PROBLEM TO WORK ON — Copy all lines below exactly as written. Leave pictures out.

Saved entries —
** Start **

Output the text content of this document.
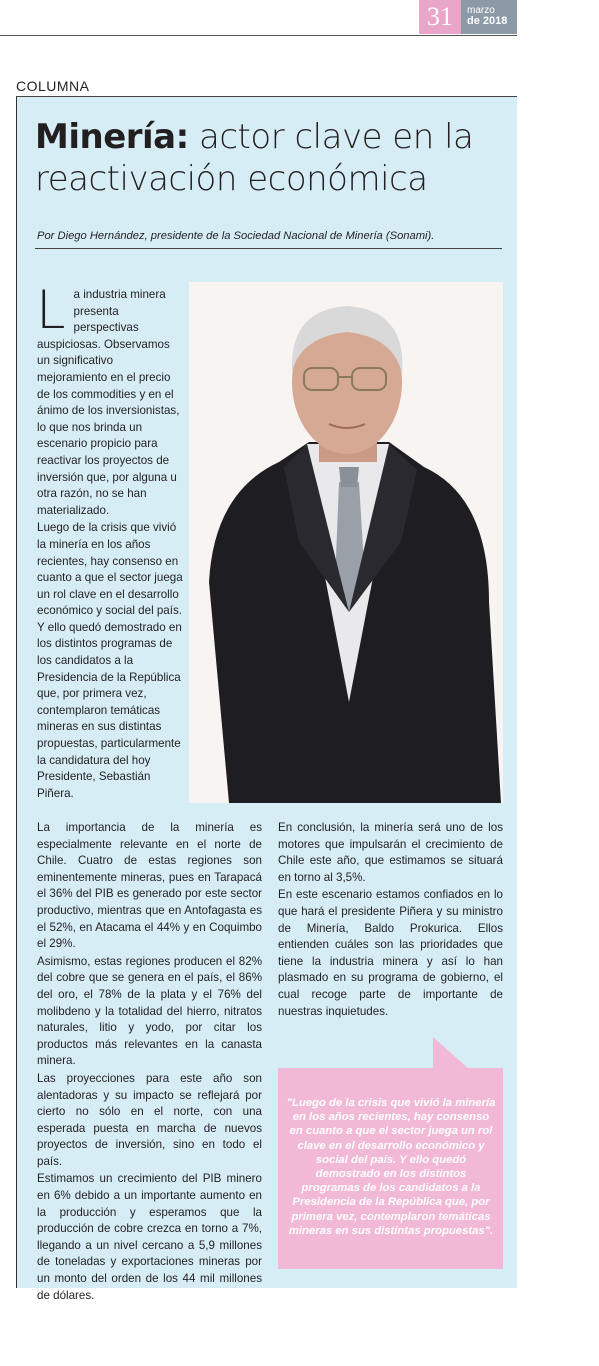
31	marzo
de 2018
COLUMNA
Minería: actor clave en la reactivación económica
Por Diego Hernández, presidente de la Sociedad Nacional de Minería (Sonami).

La industria minera presenta perspectivas auspiciosas. Observamos un significativo mejoramiento en el precio de los commodities y en el ánimo de los inversionistas, lo que nos brinda un escenario propicio para reactivar los proyectos de inversión que, por alguna u otra razón, no se han materializado.

Luego de la crisis que vivió la minería en los años recientes, hay consenso en cuanto a que el sector juega un rol clave en el desarrollo económico y social del país. Y ello quedó demostrado en los distintos programas de los candidatos a la Presidencia de la República que, por primera vez, contemplaron temáticas mineras en sus distintas propuestas, particularmente la candidatura del hoy Presidente, Sebastián Piñera.

La importancia de la minería es especialmente relevante en el norte de Chile. Cuatro de estas regiones son eminentemente mineras, pues en Tarapacá el 36% del PIB es generado por este sector productivo, mientras que en Antofagasta es el 52%, en Atacama el 44% y en Coquimbo el 29%.

Asimismo, estas regiones producen el 82% del cobre que se genera en el país, el 86% del oro, el 78% de la plata y el 76% del molibdeno y la totalidad del hierro, nitratos naturales, litio y yodo, por citar los productos más relevantes en la canasta minera.

Las proyecciones para este año son alentadoras y su impacto se reflejará por cierto no sólo en el norte, con una esperada puesta en marcha de nuevos proyectos de inversión, sino en todo el país.

Estimamos un crecimiento del PIB minero en 6% debido a un importante aumento en la producción y esperamos que la producción de cobre crezca en torno a 7%, llegando a un nivel cercano a 5,9 millones de toneladas y exportaciones mineras por un monto del orden de los 44 mil millones de dólares.

En conclusión, la minería será uno de los motores que impulsarán el crecimiento de Chile este año, que estimamos se situará en torno al 3,5%.

En este escenario estamos confiados en lo que hará el presidente Piñera y su ministro de Minería, Baldo Prokurica. Ellos entienden cuáles son las prioridades que tiene la industria minera y así lo han plasmado en su programa de gobierno, el cual recoge parte de importante de nuestras inquietudes.

"Luego de la crisis que vivió la minería en los años recientes, hay consenso en cuanto a que el sector juega un rol clave en el desarrollo económico y social del país. Y ello quedó demostrado en los distintos programas de los candidatos a la Presidencia de la República que, por primera vez, contemplaron temáticas mineras en sus distintas propuestas".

** End **

FINISHED EXERCISE —
Output the text content of this document.
31	marzo
de 2018
COLUMNA
Minería: actor clave en la reactivación económica
Por Diego Hernández, presidente de la Sociedad Nacional de Minería (Sonami).

La industria minera presenta perspectivas auspiciosas. Observamos un significativo mejoramiento en el precio de los commodities y en el ánimo de los inversionistas, lo que nos brinda un escenario propicio para reactivar los proyectos de inversión que, por alguna u otra razón, no se han materializado.

Luego de la crisis que vivió la minería en los años recientes, hay consenso en cuanto a que el sector juega un rol clave en el desarrollo económico y social del país. Y ello quedó demostrado en los distintos programas de los candidatos a la Presidencia de la República que, por primera vez, contemplaron temáticas mineras en sus distintas propuestas, particularmente la candidatura del hoy Presidente, Sebastián Piñera.

La importancia de la minería es especialmente relevante en el norte de Chile. Cuatro de estas regiones son eminentemente mineras, pues en Tarapacá el 36% del PIB es generado por este sector productivo, mientras que en Antofagasta es el 52%, en Atacama el 44% y en Coquimbo el 29%.

Asimismo, estas regiones producen el 82% del cobre que se genera en el país, el 86% del oro, el 78% de la plata y el 76% del molibdeno y la totalidad del hierro, nitratos naturales, litio y yodo, por citar los productos más relevantes en la canasta minera.

Las proyecciones para este año son alentadoras y su impacto se reflejará por cierto no sólo en el norte, con una esperada puesta en marcha de nuevos proyectos de inversión, sino en todo el país.

Estimamos un crecimiento del PIB minero en 6% debido a un importante aumento en la producción y esperamos que la producción de cobre crezca en torno a 7%, llegando a un nivel cercano a 5,9 millones de toneladas y exportaciones mineras por un monto del orden de los 44 mil millones de dólares.

En conclusión, la minería será uno de los motores que impulsarán el crecimiento de Chile este año, que estimamos se situará en torno al 3,5%.

En este escenario estamos confiados en lo que hará el presidente Piñera y su ministro de Minería, Baldo Prokurica. Ellos entienden cuáles son las prioridades que tiene la industria minera y así lo han plasmado en su programa de gobierno, el cual recoge parte de importante de nuestras inquietudes.

"Luego de la crisis que vivió la minería en los años recientes, hay consenso en cuanto a que el sector juega un rol clave en el desarrollo económico y social del país. Y ello quedó demostrado en los distintos programas de los candidatos a la Presidencia de la República que, por primera vez, contemplaron temáticas mineras en sus distintas propuestas".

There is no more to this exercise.